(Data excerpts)
-- BEGIN --

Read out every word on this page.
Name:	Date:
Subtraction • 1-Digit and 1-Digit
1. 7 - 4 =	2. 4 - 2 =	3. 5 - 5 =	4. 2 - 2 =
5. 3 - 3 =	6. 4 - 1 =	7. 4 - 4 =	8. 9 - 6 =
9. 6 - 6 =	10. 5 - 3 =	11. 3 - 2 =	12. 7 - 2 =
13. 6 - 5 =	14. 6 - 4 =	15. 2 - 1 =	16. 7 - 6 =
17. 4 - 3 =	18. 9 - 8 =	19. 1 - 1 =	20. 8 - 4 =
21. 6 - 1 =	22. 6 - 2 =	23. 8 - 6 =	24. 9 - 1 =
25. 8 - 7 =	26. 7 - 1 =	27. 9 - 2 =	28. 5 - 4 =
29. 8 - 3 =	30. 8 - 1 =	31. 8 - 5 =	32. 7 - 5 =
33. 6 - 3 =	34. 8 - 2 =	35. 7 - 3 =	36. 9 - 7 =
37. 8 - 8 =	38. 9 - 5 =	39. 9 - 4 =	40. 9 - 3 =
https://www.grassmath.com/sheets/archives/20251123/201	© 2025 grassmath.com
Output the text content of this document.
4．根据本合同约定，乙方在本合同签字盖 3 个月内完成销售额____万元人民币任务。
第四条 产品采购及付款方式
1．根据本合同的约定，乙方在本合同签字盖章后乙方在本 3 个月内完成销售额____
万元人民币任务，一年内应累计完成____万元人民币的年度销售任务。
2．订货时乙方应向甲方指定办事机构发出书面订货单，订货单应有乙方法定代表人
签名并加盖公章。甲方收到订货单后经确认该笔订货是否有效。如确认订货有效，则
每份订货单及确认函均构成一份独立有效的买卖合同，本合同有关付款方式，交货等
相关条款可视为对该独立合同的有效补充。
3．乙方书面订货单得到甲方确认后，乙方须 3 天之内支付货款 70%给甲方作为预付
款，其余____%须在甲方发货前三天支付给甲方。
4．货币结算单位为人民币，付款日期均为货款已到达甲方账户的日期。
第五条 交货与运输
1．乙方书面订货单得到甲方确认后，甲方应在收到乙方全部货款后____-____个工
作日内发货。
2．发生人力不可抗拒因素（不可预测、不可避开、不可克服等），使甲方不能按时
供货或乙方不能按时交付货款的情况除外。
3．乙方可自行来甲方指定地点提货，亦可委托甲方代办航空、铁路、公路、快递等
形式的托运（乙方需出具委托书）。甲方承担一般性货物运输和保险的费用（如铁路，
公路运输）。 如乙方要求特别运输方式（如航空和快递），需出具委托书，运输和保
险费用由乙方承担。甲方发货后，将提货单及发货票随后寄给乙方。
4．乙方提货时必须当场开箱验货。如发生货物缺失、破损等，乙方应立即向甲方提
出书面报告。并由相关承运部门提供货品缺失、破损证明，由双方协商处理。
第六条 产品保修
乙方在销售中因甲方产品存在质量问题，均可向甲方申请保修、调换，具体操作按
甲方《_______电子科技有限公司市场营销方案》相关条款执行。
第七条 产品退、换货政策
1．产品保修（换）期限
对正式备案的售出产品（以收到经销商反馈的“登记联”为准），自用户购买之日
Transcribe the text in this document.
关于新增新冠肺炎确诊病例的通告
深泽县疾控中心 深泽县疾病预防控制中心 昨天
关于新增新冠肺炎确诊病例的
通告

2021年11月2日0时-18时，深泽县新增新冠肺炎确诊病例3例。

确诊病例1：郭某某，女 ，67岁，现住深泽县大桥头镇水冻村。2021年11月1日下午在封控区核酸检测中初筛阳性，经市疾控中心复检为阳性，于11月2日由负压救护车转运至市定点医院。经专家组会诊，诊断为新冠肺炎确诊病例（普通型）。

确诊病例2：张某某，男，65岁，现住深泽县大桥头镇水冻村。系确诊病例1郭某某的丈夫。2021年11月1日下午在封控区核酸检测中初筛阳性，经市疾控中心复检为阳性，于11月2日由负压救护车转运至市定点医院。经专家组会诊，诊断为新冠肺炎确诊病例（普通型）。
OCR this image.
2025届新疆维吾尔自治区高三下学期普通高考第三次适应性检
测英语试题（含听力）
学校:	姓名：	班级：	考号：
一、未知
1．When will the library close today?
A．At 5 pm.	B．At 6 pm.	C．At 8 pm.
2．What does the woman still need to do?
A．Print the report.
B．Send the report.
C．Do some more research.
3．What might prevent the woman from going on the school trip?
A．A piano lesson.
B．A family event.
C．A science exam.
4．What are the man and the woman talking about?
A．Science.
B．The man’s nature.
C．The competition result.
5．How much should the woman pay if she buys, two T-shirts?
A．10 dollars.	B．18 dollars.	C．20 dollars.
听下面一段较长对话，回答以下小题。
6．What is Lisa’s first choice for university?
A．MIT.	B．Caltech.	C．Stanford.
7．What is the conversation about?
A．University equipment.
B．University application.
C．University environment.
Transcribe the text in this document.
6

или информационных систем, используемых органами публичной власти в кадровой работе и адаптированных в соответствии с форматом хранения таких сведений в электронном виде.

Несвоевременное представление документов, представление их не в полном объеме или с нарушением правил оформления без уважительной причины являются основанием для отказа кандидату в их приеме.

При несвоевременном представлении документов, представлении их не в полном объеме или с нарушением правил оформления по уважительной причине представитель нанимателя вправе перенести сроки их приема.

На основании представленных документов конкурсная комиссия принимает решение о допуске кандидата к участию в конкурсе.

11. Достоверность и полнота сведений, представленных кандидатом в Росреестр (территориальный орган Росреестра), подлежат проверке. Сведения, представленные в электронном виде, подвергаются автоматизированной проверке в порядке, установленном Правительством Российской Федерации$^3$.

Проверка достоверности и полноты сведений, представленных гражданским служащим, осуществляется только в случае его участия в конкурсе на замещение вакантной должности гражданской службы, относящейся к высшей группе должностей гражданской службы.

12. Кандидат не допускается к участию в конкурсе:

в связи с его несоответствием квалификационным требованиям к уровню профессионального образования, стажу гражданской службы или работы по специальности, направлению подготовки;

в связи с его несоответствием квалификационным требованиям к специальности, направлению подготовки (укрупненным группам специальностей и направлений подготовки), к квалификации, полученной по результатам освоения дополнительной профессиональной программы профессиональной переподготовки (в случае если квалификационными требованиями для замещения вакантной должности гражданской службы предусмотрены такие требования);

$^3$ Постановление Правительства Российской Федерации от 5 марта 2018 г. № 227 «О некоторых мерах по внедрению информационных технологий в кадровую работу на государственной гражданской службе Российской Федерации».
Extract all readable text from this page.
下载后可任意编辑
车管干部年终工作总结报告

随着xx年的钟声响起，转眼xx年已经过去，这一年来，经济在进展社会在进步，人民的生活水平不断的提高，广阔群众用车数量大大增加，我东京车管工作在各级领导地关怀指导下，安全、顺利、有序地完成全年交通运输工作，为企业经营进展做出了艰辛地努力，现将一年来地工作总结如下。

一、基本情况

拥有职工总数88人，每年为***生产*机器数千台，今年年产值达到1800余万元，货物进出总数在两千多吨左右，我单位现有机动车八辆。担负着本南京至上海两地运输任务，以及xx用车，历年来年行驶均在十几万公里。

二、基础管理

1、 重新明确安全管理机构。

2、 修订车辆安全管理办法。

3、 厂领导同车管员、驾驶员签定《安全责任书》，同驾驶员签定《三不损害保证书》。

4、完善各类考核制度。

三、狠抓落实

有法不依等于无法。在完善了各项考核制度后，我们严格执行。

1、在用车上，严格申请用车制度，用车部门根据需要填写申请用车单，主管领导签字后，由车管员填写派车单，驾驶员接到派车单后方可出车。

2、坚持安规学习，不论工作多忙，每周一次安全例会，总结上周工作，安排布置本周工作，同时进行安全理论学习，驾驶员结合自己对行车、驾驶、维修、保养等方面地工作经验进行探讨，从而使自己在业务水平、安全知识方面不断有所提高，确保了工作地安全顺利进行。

-- END --

### GIVEN EXERCISE
Search the records for the string "документов" and return every line in which it occurs.

### SOLUTION TO THIS PROBLEM
Несвоевременное представление документов, представление их не в полном объеме или с нарушением правил оформления без уважительной причины являются основанием для отказа кандидату в их приеме.
При несвоевременном представлении документов, представлении их не в полном объеме или с нарушением правил оформления по уважительной причине представитель нанимателя вправе перенести сроки их приема.
На основании представленных документов конкурсная комиссия принимает решение о допуске кандидата к участию в конкурсе.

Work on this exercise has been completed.